§ YOUR OBJECTIVE
Copy out all lines carrying the word "grid".
--- Start SUPPLIED INFORMATION ---
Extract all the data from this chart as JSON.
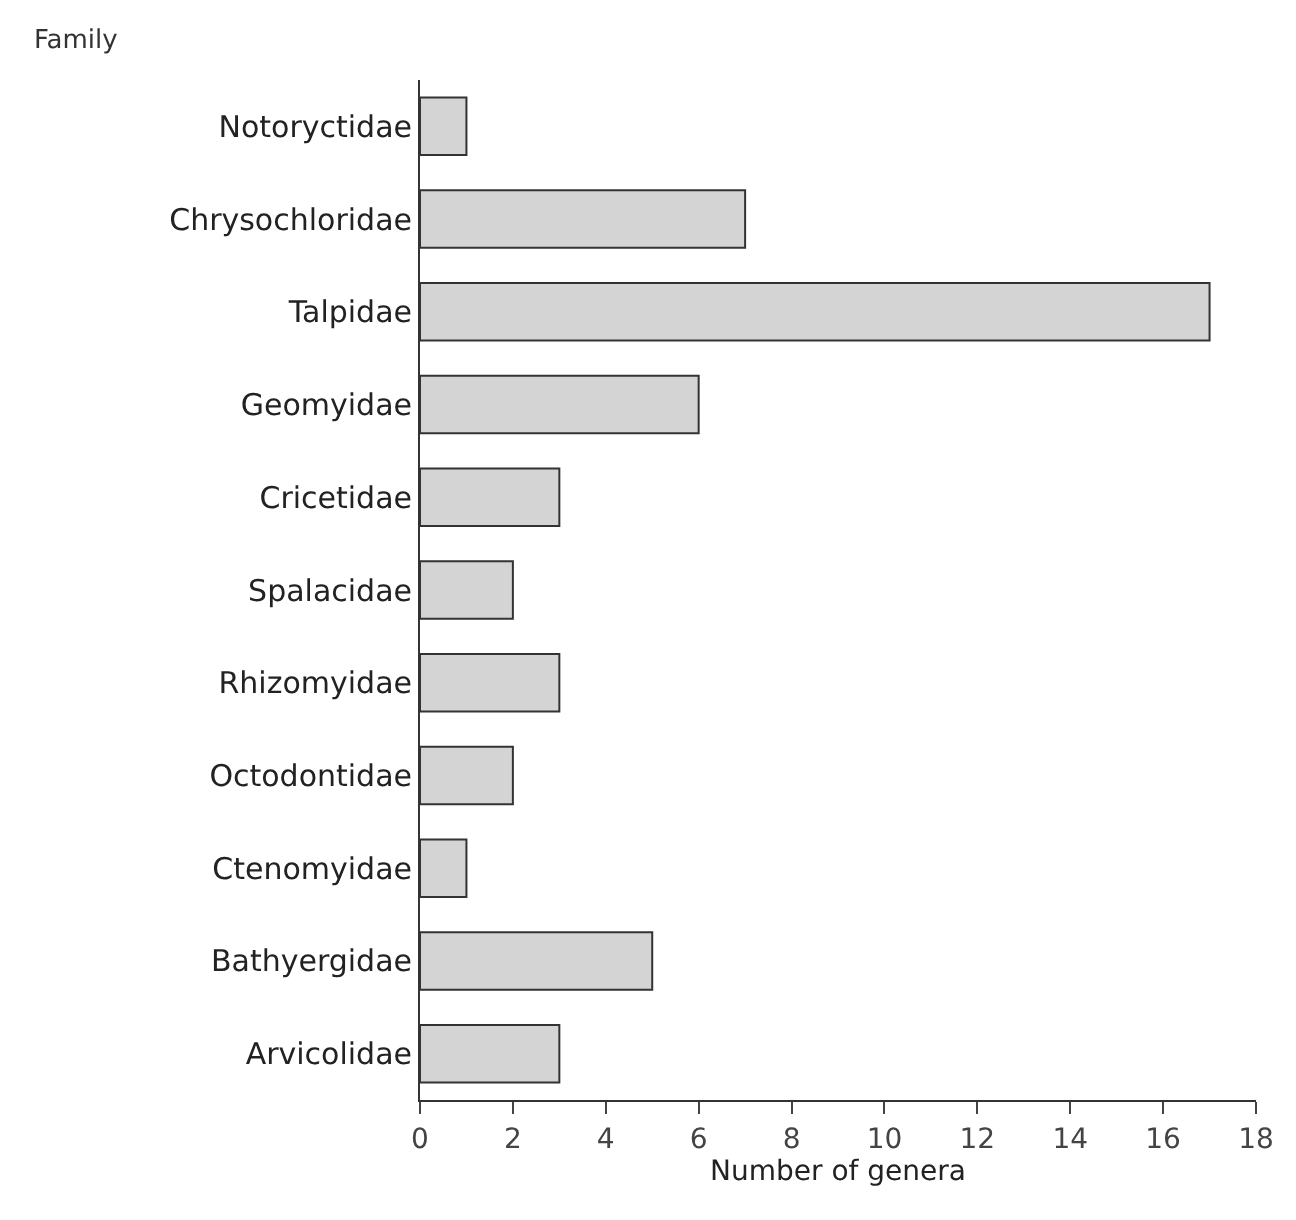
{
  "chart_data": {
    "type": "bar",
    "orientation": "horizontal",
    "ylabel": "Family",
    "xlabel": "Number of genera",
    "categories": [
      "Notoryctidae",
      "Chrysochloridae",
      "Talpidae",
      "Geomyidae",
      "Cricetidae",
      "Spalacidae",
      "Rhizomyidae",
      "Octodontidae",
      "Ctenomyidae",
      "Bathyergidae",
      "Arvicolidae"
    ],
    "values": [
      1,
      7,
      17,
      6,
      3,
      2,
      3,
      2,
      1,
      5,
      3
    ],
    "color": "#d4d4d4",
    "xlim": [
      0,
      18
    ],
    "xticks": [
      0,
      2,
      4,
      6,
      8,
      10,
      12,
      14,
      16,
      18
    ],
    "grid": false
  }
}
--- End SUPPLIED INFORMATION ---
--- Start SUPPLIED INFORMATION ---
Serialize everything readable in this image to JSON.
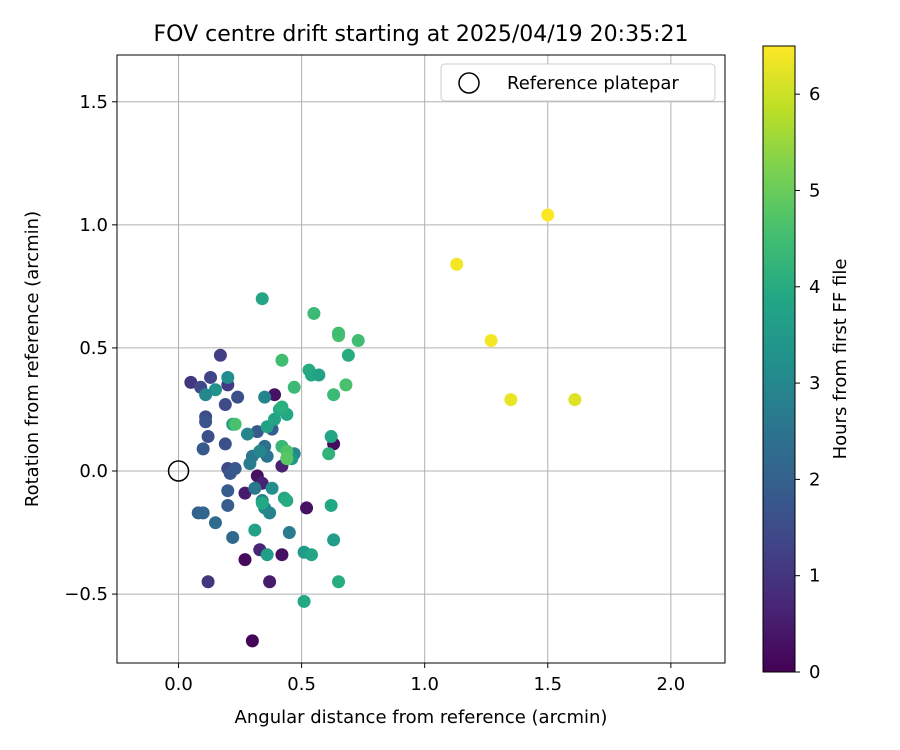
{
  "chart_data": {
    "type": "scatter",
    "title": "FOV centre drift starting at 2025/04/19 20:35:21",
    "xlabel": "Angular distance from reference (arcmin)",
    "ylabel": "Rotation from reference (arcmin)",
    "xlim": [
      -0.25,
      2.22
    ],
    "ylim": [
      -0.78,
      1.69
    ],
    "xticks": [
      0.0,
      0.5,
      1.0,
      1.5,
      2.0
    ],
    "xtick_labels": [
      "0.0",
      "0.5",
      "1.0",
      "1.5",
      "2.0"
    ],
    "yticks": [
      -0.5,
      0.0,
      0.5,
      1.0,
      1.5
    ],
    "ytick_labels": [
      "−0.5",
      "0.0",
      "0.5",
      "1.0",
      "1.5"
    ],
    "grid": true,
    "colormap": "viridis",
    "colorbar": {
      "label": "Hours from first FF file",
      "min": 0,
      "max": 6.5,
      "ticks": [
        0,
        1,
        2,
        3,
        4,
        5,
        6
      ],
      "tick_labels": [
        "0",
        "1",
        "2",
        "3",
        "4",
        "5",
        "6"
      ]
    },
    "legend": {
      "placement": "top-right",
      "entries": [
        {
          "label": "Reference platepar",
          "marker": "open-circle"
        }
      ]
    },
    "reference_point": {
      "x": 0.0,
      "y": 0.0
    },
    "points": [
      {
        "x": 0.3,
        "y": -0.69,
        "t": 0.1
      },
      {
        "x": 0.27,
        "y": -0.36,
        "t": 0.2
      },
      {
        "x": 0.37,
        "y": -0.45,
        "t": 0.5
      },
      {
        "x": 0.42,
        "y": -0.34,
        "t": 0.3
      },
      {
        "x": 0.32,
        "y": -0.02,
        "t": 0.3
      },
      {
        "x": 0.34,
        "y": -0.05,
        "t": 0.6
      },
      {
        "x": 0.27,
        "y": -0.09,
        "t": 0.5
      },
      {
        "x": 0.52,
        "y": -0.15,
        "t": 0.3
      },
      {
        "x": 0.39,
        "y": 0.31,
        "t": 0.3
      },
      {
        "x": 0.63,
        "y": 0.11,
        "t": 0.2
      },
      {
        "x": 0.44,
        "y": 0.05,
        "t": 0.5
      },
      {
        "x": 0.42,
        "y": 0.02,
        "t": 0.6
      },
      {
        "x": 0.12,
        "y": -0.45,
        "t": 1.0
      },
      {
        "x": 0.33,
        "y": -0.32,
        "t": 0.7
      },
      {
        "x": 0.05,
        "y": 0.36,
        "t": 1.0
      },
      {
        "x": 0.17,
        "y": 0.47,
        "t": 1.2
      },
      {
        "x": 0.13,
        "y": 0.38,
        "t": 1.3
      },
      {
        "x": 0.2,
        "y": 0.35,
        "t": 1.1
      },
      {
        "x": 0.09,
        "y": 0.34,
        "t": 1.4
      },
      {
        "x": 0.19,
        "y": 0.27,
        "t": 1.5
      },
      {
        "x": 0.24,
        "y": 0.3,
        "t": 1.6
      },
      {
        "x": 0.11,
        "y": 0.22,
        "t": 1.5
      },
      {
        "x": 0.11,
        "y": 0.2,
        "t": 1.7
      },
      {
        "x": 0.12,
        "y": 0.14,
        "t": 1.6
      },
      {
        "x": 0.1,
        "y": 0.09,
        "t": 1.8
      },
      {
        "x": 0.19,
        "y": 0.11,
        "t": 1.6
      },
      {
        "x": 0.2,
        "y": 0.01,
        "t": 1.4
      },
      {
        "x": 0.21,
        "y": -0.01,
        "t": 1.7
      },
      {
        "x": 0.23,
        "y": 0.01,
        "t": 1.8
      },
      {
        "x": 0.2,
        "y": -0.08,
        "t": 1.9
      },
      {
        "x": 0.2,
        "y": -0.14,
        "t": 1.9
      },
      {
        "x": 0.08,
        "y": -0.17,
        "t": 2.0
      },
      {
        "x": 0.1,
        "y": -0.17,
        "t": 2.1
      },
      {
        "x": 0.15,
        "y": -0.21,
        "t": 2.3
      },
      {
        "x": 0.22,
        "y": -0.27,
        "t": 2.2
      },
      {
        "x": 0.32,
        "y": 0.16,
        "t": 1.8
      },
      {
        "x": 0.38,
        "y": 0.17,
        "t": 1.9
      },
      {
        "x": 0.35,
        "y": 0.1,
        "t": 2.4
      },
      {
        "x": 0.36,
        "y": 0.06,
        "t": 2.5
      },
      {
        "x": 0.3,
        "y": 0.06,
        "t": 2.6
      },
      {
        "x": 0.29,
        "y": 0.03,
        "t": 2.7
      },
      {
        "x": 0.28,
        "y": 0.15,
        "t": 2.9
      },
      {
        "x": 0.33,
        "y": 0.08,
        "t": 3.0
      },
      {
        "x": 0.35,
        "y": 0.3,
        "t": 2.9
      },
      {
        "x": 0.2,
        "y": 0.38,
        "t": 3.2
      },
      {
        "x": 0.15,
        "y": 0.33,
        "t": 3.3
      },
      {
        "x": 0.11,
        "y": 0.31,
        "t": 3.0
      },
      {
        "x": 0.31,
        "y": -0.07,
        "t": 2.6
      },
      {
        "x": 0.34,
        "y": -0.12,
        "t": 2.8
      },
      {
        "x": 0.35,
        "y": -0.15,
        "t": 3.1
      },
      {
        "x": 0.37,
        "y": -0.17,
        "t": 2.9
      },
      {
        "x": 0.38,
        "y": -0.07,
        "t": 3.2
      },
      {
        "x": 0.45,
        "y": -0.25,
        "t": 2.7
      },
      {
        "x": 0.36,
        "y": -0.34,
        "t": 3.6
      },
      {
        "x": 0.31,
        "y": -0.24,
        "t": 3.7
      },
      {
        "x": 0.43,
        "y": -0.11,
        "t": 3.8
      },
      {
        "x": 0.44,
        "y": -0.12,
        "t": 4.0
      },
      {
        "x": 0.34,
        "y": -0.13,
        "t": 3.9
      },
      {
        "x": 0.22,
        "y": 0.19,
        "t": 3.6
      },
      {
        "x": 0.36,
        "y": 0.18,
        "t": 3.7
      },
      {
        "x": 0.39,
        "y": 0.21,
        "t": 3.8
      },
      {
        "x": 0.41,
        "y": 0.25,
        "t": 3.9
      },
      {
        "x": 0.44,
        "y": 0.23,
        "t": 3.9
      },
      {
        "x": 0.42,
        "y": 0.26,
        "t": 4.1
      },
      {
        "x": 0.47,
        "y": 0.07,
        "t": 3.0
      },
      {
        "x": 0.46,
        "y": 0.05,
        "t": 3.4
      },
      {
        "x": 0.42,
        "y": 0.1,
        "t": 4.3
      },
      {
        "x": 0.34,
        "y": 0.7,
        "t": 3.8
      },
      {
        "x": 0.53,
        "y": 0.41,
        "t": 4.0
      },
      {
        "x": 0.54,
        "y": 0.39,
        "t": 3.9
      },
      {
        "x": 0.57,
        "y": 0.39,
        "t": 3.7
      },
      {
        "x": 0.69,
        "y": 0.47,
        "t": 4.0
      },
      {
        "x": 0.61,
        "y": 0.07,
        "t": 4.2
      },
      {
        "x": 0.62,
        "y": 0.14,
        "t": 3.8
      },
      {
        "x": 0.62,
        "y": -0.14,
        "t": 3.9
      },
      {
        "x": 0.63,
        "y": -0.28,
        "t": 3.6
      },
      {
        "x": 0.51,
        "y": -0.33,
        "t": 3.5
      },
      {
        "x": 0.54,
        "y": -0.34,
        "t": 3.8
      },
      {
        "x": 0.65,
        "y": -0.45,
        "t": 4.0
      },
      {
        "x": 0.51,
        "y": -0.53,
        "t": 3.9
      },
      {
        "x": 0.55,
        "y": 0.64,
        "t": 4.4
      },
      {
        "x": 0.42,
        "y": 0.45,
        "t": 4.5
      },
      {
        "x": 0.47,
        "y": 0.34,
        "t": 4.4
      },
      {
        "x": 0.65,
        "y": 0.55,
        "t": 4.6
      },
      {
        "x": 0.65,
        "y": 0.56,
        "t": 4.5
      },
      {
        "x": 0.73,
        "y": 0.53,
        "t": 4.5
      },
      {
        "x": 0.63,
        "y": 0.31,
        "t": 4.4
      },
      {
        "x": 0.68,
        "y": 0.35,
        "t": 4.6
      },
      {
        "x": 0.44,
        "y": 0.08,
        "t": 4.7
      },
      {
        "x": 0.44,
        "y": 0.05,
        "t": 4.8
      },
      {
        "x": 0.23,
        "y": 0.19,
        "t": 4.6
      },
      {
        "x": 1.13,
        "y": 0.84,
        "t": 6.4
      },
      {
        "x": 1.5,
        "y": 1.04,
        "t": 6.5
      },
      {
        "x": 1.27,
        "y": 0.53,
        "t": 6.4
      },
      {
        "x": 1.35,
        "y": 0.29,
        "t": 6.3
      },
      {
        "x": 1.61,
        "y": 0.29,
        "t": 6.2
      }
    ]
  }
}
--- End SUPPLIED INFORMATION ---
--- Start SUPPLIED INFORMATION ---
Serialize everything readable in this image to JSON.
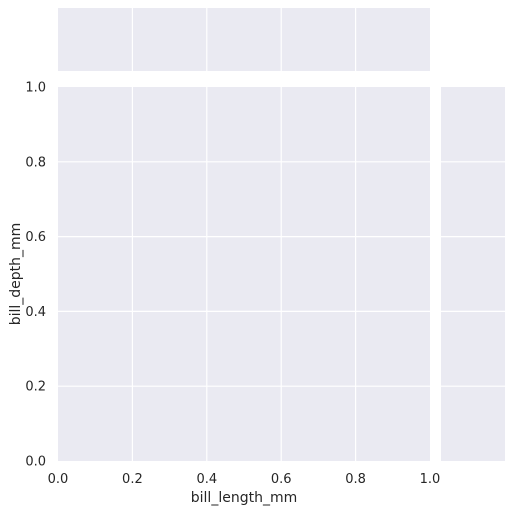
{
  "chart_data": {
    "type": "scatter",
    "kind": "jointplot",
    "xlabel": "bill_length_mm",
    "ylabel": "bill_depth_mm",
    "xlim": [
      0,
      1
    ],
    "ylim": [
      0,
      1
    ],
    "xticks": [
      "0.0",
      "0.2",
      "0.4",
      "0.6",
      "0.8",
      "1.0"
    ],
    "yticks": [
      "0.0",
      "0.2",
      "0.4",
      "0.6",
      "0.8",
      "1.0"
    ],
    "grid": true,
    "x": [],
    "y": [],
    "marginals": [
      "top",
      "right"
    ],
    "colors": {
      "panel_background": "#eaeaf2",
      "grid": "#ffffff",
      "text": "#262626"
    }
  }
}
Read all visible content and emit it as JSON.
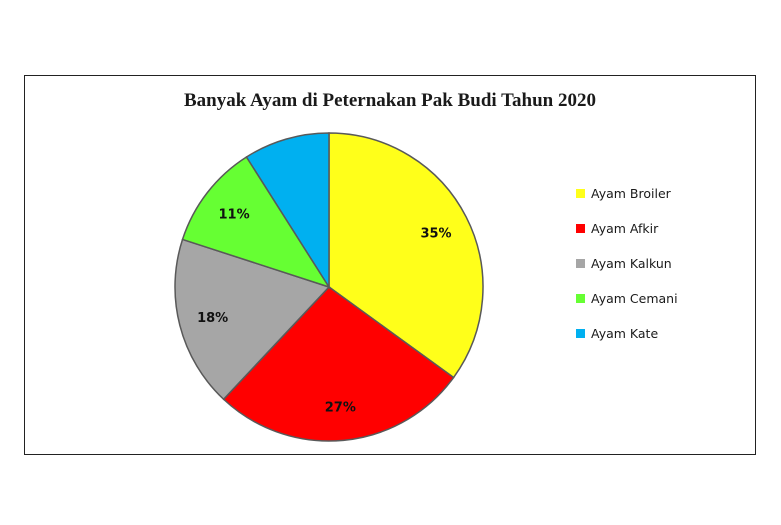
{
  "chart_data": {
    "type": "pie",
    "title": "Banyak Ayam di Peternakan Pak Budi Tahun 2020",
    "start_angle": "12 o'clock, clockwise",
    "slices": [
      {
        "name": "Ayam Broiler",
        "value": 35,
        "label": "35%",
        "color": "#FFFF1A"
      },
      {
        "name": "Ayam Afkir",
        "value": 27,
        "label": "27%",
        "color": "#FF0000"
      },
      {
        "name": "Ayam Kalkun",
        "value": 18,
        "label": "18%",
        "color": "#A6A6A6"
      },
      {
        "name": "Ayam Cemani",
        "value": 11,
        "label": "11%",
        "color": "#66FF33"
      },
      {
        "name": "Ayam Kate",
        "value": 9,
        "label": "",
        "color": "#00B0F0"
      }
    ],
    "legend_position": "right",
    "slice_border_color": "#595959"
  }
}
--- End SUPPLIED INFORMATION ---
§ SOLUTION TO THIS TASK
    "grid": false
    "grid": true,
    "grid": true,
      "grid": "#ffffff",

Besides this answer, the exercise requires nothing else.